** EXCERPTED DATA **
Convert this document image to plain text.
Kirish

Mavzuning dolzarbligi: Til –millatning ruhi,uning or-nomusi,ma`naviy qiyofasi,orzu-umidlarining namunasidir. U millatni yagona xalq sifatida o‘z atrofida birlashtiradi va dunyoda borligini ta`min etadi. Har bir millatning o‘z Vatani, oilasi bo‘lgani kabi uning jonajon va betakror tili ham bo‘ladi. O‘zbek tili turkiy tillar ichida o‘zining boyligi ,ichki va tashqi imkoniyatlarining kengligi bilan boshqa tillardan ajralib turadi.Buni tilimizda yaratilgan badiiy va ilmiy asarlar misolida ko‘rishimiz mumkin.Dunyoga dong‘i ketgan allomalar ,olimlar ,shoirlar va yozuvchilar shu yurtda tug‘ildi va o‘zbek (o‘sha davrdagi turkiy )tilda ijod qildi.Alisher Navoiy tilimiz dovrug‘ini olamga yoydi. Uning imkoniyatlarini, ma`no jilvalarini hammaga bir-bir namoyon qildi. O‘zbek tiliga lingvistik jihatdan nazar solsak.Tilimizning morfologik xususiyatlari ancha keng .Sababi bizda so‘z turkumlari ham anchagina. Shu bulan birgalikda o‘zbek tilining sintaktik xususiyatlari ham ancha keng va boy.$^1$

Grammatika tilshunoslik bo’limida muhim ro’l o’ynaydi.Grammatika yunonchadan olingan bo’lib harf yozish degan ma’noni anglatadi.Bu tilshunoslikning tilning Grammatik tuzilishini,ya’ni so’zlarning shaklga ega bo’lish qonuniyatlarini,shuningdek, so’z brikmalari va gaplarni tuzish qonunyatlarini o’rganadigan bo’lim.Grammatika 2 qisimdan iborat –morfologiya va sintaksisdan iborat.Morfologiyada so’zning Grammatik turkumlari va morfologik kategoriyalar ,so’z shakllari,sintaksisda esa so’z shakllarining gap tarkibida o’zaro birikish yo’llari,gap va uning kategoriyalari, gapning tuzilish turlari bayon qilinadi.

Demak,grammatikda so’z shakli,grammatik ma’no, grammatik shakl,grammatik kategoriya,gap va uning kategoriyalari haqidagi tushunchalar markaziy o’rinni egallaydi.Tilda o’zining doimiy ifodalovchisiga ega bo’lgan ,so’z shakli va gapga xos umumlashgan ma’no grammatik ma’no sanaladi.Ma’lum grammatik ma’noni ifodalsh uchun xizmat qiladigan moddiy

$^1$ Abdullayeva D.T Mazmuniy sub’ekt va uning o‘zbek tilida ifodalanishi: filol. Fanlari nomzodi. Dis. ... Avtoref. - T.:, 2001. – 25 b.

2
---
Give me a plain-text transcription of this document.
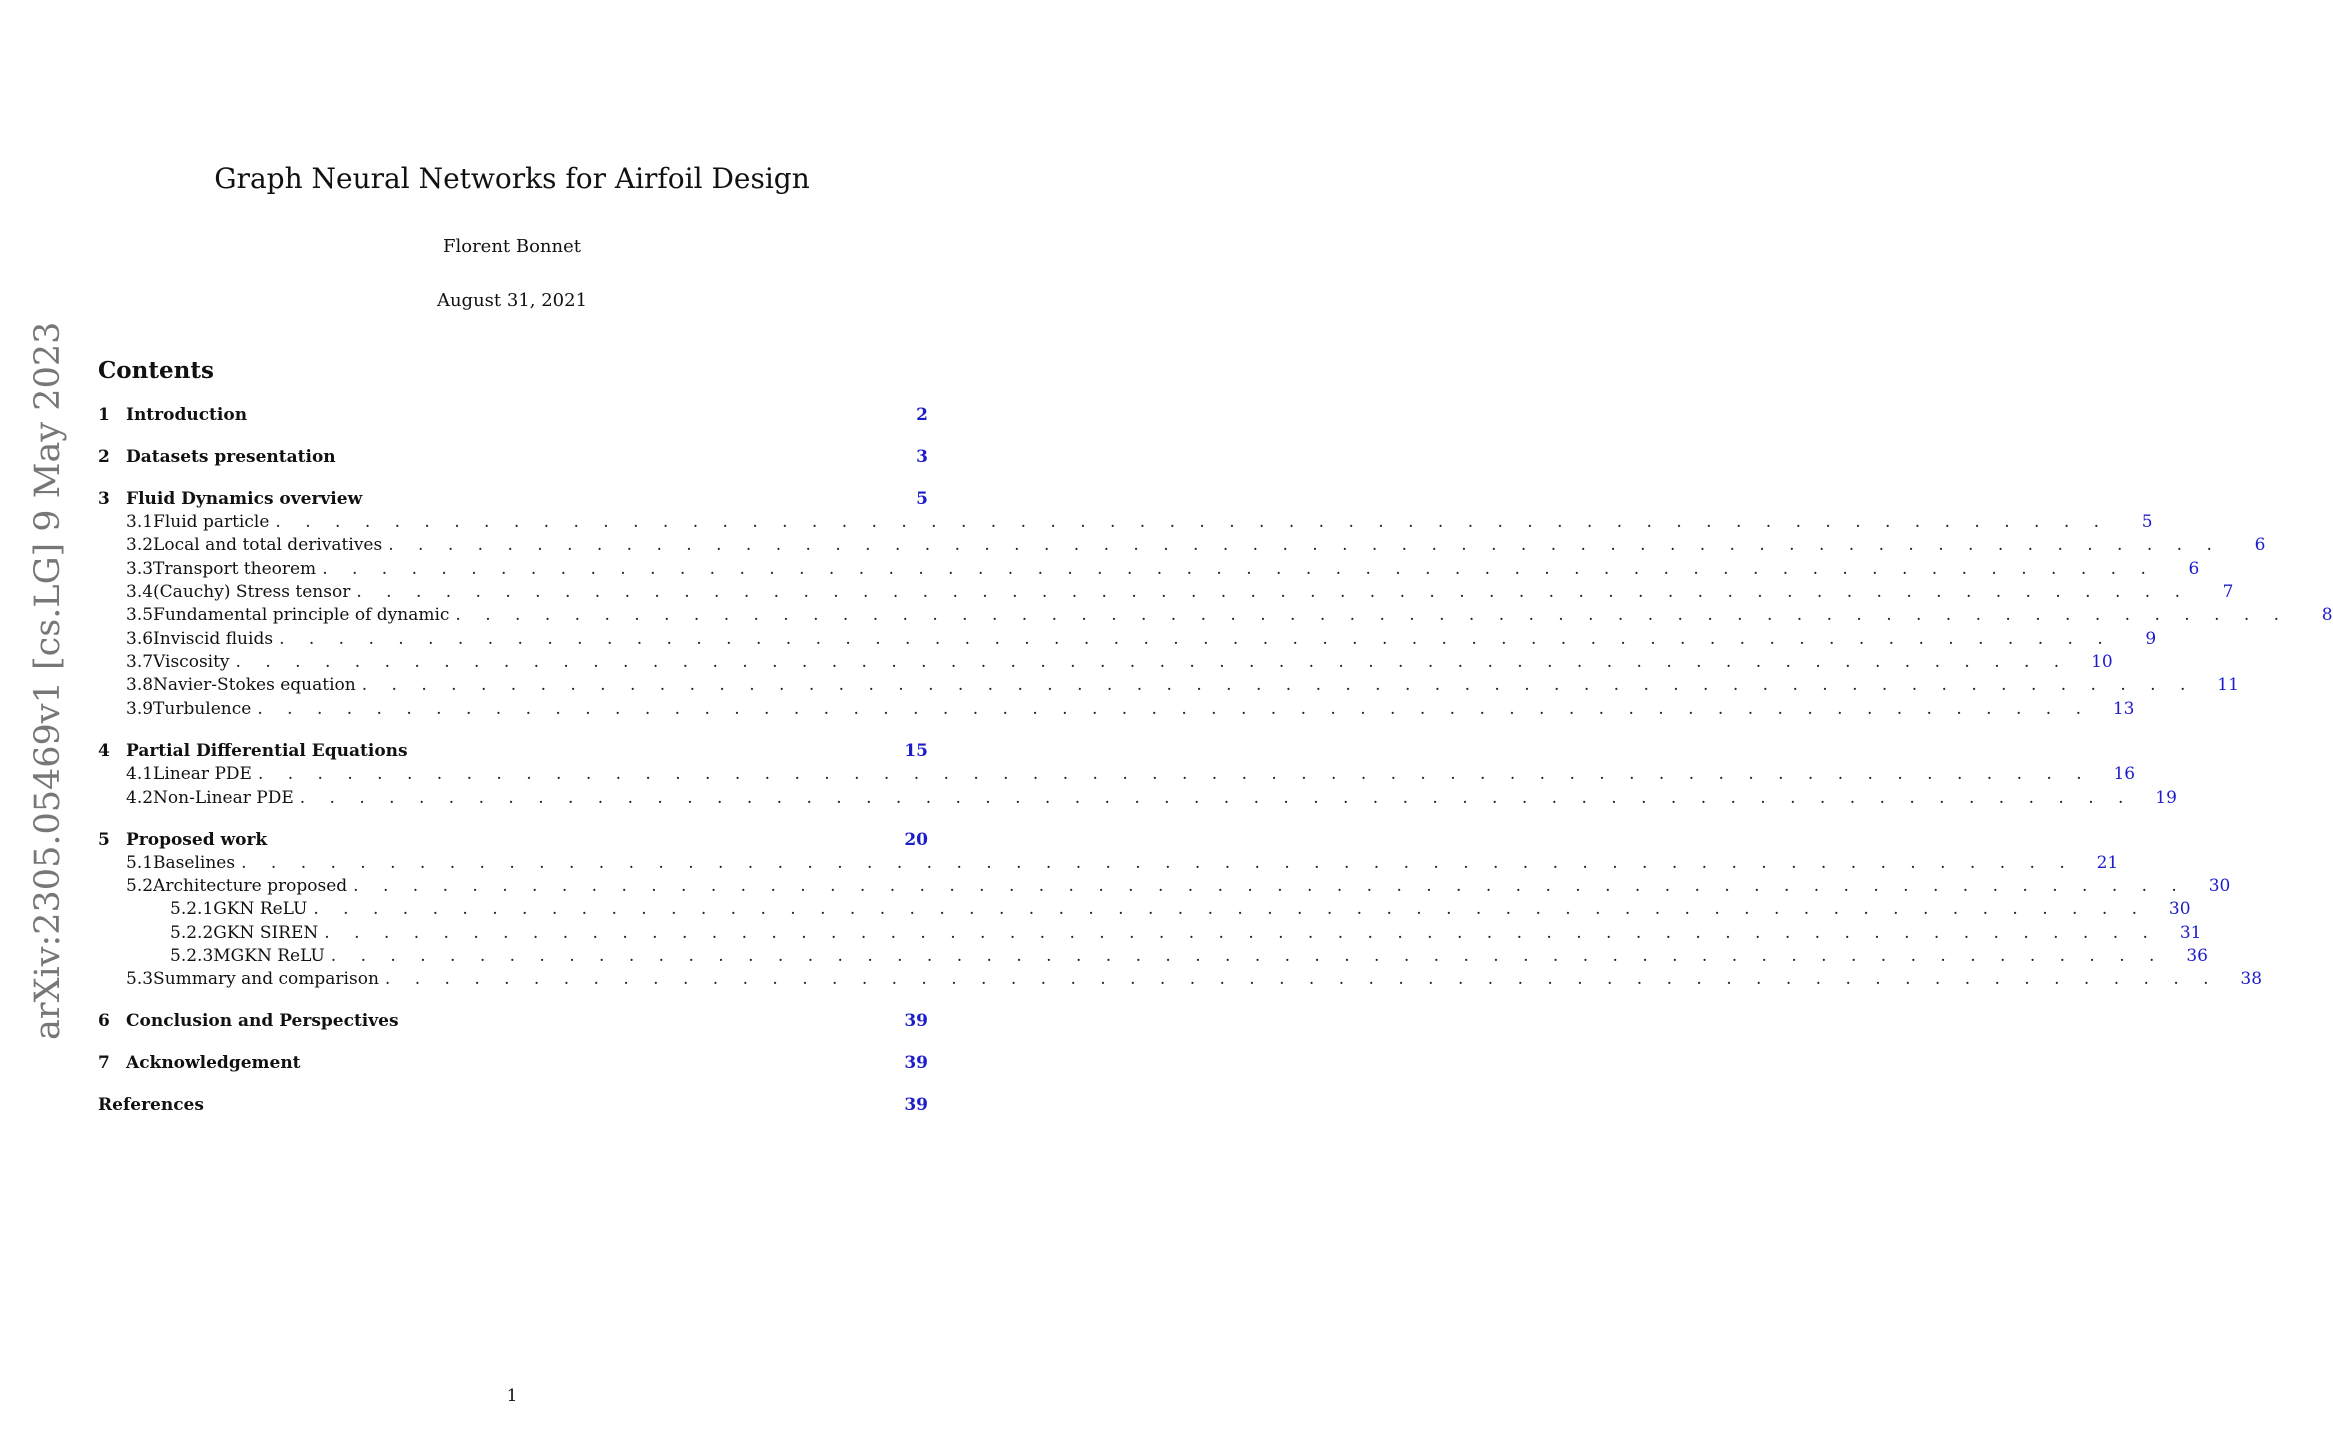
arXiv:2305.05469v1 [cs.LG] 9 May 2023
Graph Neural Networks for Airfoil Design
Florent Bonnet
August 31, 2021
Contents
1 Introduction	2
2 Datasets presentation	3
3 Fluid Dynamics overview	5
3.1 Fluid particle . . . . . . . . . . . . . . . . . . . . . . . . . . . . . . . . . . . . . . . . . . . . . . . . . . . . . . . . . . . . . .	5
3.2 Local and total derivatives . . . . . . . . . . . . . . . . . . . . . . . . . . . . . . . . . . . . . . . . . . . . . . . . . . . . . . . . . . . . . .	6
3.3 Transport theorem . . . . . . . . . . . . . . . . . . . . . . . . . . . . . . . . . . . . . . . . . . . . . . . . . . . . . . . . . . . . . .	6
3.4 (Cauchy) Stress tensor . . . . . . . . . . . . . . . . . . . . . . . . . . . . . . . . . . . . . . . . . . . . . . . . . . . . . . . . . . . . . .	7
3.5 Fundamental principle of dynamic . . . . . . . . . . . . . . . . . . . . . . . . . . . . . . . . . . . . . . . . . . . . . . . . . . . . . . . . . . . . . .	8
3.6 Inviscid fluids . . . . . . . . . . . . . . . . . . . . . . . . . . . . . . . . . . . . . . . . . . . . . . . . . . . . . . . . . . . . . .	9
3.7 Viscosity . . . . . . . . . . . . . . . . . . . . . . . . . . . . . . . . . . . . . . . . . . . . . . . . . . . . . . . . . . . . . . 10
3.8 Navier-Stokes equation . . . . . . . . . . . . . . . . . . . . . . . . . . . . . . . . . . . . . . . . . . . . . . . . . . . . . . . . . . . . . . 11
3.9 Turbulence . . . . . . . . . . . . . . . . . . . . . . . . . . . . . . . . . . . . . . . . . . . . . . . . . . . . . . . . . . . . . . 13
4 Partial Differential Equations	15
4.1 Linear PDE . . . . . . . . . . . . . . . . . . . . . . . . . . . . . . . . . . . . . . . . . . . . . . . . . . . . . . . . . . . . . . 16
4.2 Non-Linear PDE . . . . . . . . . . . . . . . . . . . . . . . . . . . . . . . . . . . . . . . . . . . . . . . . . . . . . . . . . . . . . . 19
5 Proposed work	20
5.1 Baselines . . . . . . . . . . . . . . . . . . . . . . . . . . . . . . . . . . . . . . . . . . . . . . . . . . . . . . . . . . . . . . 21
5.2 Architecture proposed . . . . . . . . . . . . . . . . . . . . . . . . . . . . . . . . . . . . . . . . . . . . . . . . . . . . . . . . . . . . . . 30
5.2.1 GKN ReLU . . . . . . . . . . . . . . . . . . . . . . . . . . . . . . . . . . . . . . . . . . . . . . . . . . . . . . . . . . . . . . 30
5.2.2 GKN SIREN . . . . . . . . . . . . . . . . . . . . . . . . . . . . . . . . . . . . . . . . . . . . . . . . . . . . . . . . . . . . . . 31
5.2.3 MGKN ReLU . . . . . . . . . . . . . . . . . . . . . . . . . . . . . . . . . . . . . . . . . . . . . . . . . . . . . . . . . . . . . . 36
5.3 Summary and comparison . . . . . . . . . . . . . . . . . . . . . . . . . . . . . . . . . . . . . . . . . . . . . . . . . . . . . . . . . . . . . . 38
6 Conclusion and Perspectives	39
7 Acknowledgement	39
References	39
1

** WHAT THE TASK ASKS **
Make a list of all lines in the data that contain "this".

** RESULT **
Convert this document image to plain text.
Give me a plain-text transcription of this document.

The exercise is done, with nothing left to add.